◆ To do
Will you transcribe the entries that follow, exactly and in full?

** BEGIN Task inputs **

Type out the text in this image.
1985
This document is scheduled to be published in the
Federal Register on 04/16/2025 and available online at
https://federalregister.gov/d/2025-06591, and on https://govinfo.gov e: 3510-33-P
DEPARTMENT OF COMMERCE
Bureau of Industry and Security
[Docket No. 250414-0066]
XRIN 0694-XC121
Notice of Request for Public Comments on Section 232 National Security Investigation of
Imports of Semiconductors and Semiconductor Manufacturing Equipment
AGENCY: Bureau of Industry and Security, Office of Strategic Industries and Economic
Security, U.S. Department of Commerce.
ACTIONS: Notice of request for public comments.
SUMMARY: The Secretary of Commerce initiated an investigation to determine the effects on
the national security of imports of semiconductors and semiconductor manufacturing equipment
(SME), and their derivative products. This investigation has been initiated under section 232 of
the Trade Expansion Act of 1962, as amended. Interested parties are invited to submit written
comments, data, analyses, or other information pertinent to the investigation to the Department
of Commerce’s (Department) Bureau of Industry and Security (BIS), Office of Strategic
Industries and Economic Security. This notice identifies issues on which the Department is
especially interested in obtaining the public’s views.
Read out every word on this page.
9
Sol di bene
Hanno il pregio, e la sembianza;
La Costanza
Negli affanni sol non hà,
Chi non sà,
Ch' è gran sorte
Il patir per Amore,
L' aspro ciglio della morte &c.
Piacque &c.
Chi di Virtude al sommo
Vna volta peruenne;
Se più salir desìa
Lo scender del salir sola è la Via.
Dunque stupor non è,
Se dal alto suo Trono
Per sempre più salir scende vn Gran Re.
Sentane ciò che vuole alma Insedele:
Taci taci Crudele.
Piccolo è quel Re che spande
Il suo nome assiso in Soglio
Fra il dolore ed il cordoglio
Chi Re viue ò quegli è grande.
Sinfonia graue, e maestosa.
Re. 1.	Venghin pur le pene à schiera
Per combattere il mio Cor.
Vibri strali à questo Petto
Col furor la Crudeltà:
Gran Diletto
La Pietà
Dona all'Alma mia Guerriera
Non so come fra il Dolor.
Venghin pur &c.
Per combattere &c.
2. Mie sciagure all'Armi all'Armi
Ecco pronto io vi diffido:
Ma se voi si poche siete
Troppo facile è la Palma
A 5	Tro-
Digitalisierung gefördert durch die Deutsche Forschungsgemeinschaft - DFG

** END Task inputs **

◆ Problem solution
Type out the text in this image.
1985
This document is scheduled to be published in the
Federal Register on 04/16/2025 and available online at
https://federalregister.gov/d/2025-06591, and on https://govinfo.gov e: 3510-33-P
DEPARTMENT OF COMMERCE
Bureau of Industry and Security
[Docket No. 250414-0066]
XRIN 0694-XC121
Notice of Request for Public Comments on Section 232 National Security Investigation of
Imports of Semiconductors and Semiconductor Manufacturing Equipment
AGENCY: Bureau of Industry and Security, Office of Strategic Industries and Economic
Security, U.S. Department of Commerce.
ACTIONS: Notice of request for public comments.
SUMMARY: The Secretary of Commerce initiated an investigation to determine the effects on
the national security of imports of semiconductors and semiconductor manufacturing equipment
(SME), and their derivative products. This investigation has been initiated under section 232 of
the Trade Expansion Act of 1962, as amended. Interested parties are invited to submit written
comments, data, analyses, or other information pertinent to the investigation to the Department
of Commerce’s (Department) Bureau of Industry and Security (BIS), Office of Strategic
Industries and Economic Security. This notice identifies issues on which the Department is
especially interested in obtaining the public’s views.
Read out every word on this page.
9
Sol di bene
Hanno il pregio, e la sembianza;
La Costanza
Negli affanni sol non hà,
Chi non sà,
Ch' è gran sorte
Il patir per Amore,
L' aspro ciglio della morte &c.
Piacque &c.
Chi di Virtude al sommo
Vna volta peruenne;
Se più salir desìa
Lo scender del salir sola è la Via.
Dunque stupor non è,
Se dal alto suo Trono
Per sempre più salir scende vn Gran Re.
Sentane ciò che vuole alma Insedele:
Taci taci Crudele.
Piccolo è quel Re che spande
Il suo nome assiso in Soglio
Fra il dolore ed il cordoglio
Chi Re viue ò quegli è grande.
Sinfonia graue, e maestosa.
Re. 1.	Venghin pur le pene à schiera
Per combattere il mio Cor.
Vibri strali à questo Petto
Col furor la Crudeltà:
Gran Diletto
La Pietà
Dona all'Alma mia Guerriera
Non so come fra il Dolor.
Venghin pur &c.
Per combattere &c.
2. Mie sciagure all'Armi all'Armi
Ecco pronto io vi diffido:
Ma se voi si poche siete
Troppo facile è la Palma
A 5	Tro-
Digitalisierung gefördert durch die Deutsche Forschungsgemeinschaft - DFG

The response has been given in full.